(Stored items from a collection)
____________________

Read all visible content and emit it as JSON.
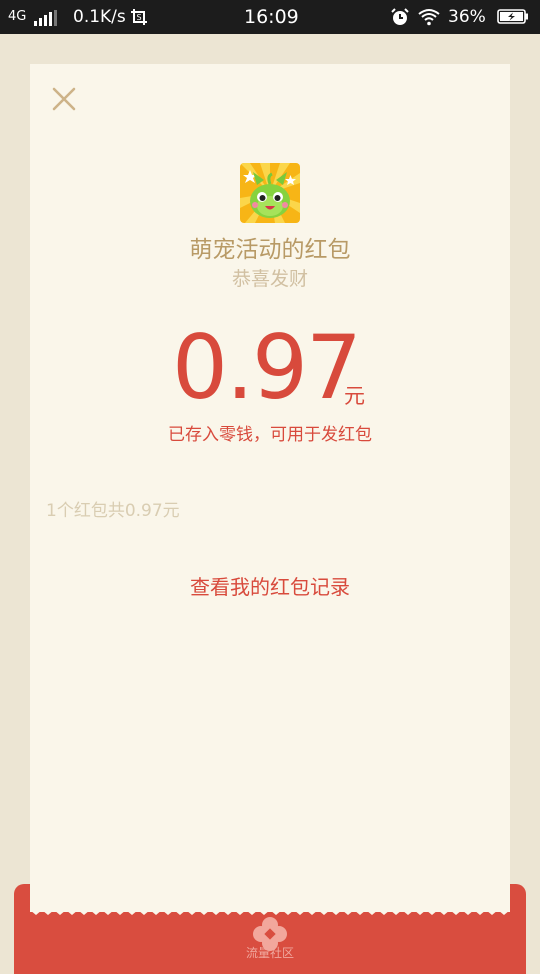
{
  "status_bar": {
    "network": "4G",
    "speed": "0.1K/s",
    "time": "16:09",
    "battery_percent": "36%"
  },
  "red_packet": {
    "sender": "萌宠活动的红包",
    "greeting": "恭喜发财",
    "amount": "0.97",
    "unit": "元",
    "deposit_note": "已存入零钱，可用于发红包",
    "summary": "1个红包共0.97元",
    "records_link": "查看我的红包记录"
  },
  "footer": {
    "emblem_text": "流量社区"
  },
  "colors": {
    "accent_red": "#d84a3c",
    "paper": "#faf6ea",
    "gold_text": "#b89a66",
    "background": "#ece5d3"
  },
  "icons": {
    "close": "close-icon",
    "avatar": "pet-avatar",
    "alarm": "alarm-icon",
    "wifi": "wifi-icon",
    "battery": "battery-charging-icon",
    "screenshot": "screenshot-icon",
    "signal": "signal-icon"
  }
}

____________________

**Short exercise**
Reproduce all of the entries word for word, skipping any pictures they hold.

**Result below**
Read all visible content and emit it as JSON.
{
  "status_bar": {
    "network": "4G",
    "speed": "0.1K/s",
    "time": "16:09",
    "battery_percent": "36%"
  },
  "red_packet": {
    "sender": "萌宠活动的红包",
    "greeting": "恭喜发财",
    "amount": "0.97",
    "unit": "元",
    "deposit_note": "已存入零钱，可用于发红包",
    "summary": "1个红包共0.97元",
    "records_link": "查看我的红包记录"
  },
  "footer": {
    "emblem_text": "流量社区"
  },
  "colors": {
    "accent_red": "#d84a3c",
    "paper": "#faf6ea",
    "gold_text": "#b89a66",
    "background": "#ece5d3"
  },
  "icons": {
    "close": "close-icon",
    "avatar": "pet-avatar",
    "alarm": "alarm-icon",
    "wifi": "wifi-icon",
    "battery": "battery-charging-icon",
    "screenshot": "screenshot-icon",
    "signal": "signal-icon"
  }
}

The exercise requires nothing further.